**Given records**
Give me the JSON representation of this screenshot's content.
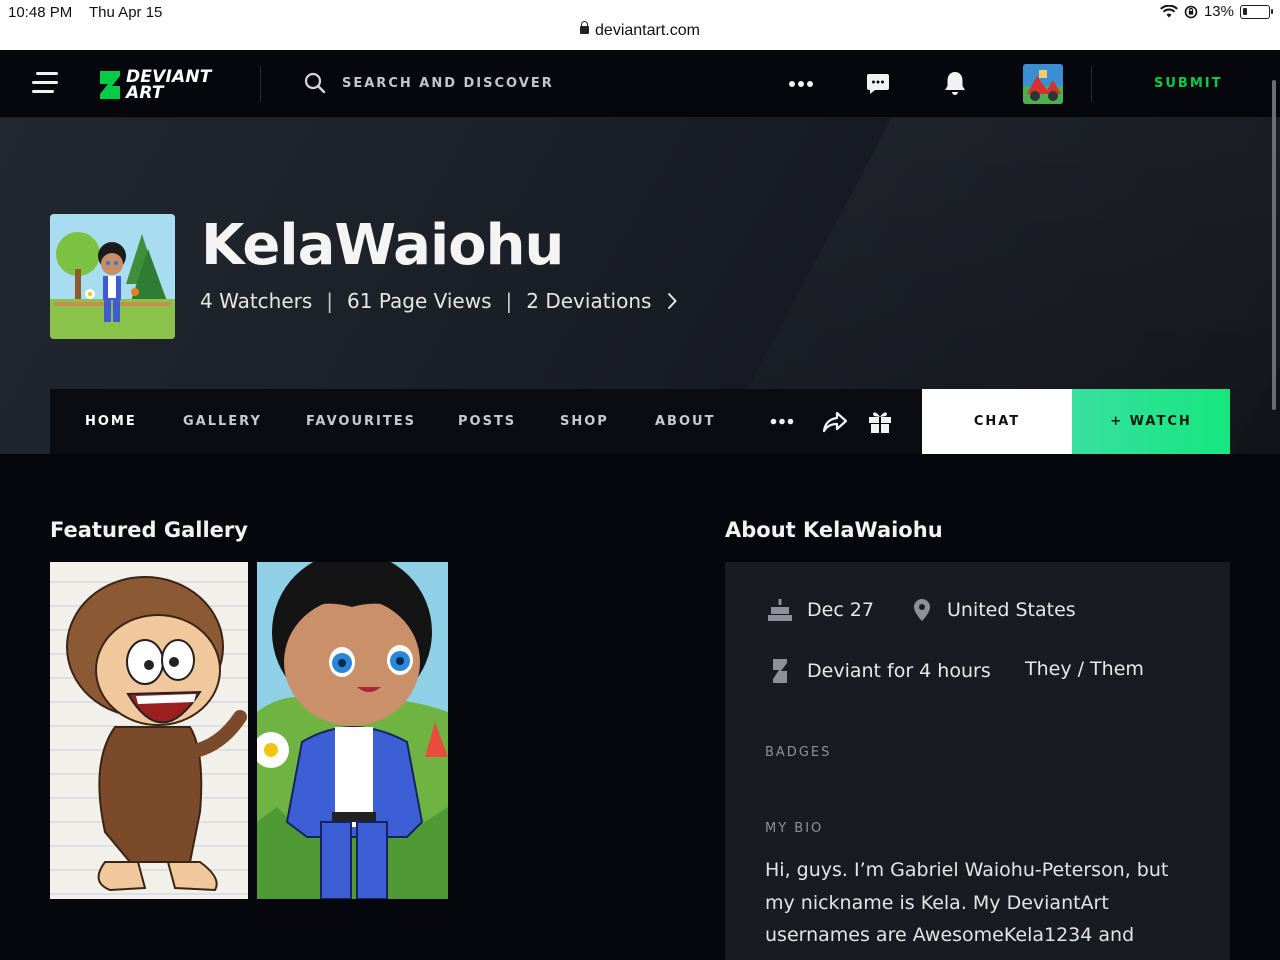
{
  "status_bar": {
    "time": "10:48 PM",
    "date": "Thu Apr 15",
    "battery": "13%"
  },
  "browser": {
    "url": "deviantart.com"
  },
  "header": {
    "logo_line1": "DEVIANT",
    "logo_line2": "ART",
    "search_placeholder": "SEARCH AND DISCOVER",
    "submit_label": "SUBMIT",
    "icons": [
      "menu-icon",
      "more-icon",
      "chat-bubble-icon",
      "bell-icon"
    ]
  },
  "profile": {
    "username": "KelaWaiohu",
    "watchers": "4 Watchers",
    "page_views": "61 Page Views",
    "deviations": "2 Deviations",
    "separator": "|"
  },
  "tabs": {
    "items": [
      "HOME",
      "GALLERY",
      "FAVOURITES",
      "POSTS",
      "SHOP",
      "ABOUT"
    ],
    "active": "HOME",
    "chat_label": "CHAT",
    "watch_label": "+ WATCH"
  },
  "featured": {
    "title": "Featured Gallery"
  },
  "about": {
    "title": "About KelaWaiohu",
    "birthday": "Dec 27",
    "location": "United States",
    "deviant_for": "Deviant for 4 hours",
    "pronouns": "They / Them",
    "badges_label": "BADGES",
    "bio_label": "MY BIO",
    "bio_text": "Hi, guys. I’m Gabriel Waiohu-Peterson, but my nickname is Kela. My DeviantArt usernames are AwesomeKela1234 and"
  },
  "colors": {
    "accent_green": "#05cc47",
    "watch_gradient_start": "#37e0a0",
    "watch_gradient_end": "#16e67e",
    "background": "#06070d"
  }
}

**Task statement**
Pick out each line that holds the string "KelaWaiohu".

**Solved exercise**
    "username": "KelaWaiohu",
    "title": "About KelaWaiohu",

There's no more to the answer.